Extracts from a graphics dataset
....................

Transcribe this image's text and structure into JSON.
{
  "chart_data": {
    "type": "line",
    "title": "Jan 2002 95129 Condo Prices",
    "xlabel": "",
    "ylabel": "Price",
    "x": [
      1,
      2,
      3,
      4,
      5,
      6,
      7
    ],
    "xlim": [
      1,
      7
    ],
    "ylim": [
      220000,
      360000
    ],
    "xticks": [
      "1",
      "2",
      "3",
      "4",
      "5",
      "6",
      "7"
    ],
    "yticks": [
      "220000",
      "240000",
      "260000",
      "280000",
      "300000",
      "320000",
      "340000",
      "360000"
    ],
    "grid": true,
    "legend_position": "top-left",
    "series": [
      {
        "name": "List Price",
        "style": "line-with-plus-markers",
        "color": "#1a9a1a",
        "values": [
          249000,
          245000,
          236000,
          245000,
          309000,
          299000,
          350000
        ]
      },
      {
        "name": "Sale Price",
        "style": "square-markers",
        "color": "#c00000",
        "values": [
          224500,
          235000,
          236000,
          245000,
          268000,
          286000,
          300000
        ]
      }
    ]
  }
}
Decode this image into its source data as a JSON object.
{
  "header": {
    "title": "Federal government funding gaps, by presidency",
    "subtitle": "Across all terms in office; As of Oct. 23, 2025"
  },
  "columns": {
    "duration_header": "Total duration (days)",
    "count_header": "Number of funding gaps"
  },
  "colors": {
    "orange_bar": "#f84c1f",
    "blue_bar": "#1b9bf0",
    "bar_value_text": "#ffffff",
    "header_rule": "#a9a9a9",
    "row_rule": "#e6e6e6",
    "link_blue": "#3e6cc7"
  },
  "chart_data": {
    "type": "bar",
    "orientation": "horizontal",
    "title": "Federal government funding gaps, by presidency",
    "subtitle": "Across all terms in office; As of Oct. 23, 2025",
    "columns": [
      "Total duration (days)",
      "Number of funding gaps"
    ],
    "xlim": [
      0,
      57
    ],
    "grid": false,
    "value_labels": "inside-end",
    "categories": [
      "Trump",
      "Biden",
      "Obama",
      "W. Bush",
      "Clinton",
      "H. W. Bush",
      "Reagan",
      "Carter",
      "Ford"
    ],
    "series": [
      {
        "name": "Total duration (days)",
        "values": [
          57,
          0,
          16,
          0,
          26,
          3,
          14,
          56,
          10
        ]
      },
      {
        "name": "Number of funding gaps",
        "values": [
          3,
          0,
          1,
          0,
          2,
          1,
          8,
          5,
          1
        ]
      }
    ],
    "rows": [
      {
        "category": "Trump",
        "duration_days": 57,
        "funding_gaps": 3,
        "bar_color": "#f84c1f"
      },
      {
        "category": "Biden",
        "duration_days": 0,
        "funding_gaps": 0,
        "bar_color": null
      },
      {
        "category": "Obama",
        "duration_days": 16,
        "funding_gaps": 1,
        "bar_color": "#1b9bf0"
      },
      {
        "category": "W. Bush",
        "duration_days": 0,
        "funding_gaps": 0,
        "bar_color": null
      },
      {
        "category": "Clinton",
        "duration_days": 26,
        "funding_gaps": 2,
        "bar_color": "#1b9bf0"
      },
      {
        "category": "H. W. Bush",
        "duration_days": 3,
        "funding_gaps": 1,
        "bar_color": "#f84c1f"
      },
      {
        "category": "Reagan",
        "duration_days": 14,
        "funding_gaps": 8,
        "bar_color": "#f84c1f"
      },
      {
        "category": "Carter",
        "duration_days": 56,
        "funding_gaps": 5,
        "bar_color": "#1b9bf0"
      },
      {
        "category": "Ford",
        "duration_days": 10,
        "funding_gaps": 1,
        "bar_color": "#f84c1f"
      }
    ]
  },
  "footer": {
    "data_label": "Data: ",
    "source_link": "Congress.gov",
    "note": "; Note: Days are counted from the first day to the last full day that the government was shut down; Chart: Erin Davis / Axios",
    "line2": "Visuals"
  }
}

....................

= What is required =
Collect each line containing the string "this".

= Exercise answer =
Transcribe this image's text and structure into JSON.
Decode this image into its source data as a JSON object.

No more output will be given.